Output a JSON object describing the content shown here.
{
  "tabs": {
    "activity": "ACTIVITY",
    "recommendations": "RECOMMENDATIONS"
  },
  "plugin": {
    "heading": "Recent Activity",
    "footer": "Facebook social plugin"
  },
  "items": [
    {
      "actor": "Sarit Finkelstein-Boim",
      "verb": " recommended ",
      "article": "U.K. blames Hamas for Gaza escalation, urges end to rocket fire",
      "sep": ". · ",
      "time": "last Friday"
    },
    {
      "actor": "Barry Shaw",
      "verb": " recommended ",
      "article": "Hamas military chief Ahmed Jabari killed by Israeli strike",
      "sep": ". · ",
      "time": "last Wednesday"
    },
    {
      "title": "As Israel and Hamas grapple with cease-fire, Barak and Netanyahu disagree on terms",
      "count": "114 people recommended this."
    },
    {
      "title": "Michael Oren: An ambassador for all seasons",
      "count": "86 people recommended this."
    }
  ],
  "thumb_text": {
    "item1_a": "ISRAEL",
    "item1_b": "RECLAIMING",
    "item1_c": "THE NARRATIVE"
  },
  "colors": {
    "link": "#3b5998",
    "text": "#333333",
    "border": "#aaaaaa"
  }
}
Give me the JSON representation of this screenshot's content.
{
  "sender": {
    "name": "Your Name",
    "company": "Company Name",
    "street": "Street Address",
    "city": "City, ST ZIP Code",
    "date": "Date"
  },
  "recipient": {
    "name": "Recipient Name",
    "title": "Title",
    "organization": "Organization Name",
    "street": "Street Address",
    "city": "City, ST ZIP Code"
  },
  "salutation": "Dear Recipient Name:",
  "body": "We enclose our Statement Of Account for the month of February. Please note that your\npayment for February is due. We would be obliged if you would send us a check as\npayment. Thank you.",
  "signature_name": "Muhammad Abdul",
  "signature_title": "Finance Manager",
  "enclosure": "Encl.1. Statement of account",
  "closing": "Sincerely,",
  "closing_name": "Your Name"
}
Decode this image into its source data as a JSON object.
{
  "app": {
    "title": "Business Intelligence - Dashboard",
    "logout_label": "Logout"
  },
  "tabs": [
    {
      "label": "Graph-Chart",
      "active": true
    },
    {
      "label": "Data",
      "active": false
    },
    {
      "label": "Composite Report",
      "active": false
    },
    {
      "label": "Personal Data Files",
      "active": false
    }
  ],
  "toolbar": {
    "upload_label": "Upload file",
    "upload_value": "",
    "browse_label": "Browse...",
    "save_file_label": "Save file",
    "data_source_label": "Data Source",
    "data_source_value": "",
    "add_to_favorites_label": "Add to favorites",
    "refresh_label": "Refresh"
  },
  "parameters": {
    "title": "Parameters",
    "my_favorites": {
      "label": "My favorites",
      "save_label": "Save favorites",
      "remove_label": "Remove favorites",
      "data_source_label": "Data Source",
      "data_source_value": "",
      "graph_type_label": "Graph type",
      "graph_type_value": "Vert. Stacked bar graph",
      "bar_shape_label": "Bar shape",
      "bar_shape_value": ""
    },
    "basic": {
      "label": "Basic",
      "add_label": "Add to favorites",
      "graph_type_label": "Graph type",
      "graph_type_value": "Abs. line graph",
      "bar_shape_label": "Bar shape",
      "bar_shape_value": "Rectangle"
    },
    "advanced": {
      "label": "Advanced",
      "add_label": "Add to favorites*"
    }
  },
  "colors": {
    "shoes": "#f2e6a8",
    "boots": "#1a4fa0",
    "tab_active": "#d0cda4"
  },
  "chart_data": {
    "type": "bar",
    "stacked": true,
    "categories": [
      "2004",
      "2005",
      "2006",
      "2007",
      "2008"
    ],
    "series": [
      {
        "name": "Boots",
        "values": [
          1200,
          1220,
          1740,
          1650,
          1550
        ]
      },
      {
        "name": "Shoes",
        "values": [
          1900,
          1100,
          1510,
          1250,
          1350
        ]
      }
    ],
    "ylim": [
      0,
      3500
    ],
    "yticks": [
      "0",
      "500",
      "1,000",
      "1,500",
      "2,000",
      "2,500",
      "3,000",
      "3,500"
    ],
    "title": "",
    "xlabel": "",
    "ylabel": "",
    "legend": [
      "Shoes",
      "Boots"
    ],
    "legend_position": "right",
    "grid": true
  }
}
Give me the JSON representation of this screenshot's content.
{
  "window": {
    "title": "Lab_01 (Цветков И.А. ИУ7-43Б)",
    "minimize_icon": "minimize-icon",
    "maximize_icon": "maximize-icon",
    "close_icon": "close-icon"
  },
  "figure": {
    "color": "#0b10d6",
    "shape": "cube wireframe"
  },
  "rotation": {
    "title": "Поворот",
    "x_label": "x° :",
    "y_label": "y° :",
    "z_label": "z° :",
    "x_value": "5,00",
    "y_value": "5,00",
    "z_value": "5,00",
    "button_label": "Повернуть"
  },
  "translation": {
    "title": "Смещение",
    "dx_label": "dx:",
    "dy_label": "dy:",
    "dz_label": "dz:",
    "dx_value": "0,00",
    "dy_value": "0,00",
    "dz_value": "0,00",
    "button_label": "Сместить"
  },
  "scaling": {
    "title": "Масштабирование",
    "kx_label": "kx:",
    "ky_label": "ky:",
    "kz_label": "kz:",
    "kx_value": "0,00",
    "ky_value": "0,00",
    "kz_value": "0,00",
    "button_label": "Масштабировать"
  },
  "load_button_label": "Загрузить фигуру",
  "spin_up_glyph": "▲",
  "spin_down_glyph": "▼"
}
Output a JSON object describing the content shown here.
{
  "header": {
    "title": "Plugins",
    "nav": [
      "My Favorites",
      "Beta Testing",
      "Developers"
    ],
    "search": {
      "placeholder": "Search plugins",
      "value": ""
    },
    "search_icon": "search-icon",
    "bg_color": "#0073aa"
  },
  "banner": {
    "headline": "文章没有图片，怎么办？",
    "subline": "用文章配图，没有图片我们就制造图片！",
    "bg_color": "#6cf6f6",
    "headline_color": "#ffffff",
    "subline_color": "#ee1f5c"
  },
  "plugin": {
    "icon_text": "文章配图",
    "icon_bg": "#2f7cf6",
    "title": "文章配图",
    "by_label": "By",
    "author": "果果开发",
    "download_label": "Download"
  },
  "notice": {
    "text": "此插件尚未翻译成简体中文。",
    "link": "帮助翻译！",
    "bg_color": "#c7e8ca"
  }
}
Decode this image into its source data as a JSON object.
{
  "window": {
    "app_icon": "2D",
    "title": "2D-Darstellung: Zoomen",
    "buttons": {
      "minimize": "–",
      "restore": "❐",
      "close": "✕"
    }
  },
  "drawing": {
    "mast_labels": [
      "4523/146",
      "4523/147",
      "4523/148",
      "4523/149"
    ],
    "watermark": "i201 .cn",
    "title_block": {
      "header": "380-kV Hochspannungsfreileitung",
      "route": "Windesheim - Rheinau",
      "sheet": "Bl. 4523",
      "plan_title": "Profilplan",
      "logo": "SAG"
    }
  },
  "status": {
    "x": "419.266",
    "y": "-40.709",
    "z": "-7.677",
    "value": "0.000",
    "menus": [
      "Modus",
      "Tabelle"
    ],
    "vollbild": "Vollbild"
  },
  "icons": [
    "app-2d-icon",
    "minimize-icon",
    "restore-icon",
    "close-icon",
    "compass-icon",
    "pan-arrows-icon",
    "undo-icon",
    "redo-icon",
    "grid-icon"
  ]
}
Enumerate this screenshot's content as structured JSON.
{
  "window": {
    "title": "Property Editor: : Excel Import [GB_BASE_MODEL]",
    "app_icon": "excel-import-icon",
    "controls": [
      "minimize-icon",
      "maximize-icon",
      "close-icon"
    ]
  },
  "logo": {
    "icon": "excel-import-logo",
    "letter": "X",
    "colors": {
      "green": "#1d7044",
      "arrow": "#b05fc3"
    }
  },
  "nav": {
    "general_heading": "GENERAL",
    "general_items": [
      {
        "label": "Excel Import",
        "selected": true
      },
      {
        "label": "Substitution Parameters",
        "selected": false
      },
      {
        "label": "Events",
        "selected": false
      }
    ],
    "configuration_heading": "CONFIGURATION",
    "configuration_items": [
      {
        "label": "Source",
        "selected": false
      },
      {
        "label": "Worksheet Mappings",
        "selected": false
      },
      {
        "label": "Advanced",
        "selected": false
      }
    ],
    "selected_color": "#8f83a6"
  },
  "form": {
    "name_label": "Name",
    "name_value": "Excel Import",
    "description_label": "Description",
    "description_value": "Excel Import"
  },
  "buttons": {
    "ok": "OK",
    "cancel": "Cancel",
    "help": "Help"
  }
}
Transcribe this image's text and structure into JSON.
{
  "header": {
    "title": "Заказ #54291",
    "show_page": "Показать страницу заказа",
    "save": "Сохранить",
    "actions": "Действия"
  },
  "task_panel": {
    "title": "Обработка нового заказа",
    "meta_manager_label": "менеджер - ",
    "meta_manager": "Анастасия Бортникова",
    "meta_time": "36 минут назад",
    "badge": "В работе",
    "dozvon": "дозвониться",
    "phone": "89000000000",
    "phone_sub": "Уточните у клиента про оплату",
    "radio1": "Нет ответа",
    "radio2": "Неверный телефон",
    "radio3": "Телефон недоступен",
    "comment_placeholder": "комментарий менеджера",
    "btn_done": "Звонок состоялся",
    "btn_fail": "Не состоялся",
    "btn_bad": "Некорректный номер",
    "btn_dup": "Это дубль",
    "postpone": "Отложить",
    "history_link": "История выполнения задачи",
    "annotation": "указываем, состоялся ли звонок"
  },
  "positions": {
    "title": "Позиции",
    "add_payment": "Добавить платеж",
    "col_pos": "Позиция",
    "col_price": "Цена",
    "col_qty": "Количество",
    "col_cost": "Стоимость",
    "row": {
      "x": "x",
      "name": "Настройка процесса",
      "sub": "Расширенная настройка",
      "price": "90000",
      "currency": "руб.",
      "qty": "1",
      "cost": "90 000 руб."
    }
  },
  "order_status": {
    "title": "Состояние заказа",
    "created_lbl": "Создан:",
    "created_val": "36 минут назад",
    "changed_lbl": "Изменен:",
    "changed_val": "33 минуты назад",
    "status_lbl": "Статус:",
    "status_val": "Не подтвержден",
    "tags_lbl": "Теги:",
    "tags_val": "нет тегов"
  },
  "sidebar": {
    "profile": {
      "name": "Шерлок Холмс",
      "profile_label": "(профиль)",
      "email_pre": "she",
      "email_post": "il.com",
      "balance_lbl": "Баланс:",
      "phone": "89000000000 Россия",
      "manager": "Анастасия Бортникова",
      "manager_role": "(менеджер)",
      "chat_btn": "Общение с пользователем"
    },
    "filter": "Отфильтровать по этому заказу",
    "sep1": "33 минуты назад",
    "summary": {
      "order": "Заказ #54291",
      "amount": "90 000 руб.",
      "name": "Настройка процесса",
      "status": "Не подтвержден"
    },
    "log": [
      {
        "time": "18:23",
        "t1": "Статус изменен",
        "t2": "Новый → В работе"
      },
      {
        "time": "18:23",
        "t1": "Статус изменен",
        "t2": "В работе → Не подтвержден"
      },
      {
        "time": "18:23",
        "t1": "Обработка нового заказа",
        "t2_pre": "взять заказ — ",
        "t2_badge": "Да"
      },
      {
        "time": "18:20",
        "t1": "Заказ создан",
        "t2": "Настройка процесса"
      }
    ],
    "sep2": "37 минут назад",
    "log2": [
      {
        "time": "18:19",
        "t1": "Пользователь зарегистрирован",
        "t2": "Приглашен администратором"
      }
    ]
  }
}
───
__Task instructions__
Look through the data above. Copy every line with the string "actor" in it.

__Task output__
      "actor": "Sarit Finkelstein-Boim",
      "actor": "Barry Shaw",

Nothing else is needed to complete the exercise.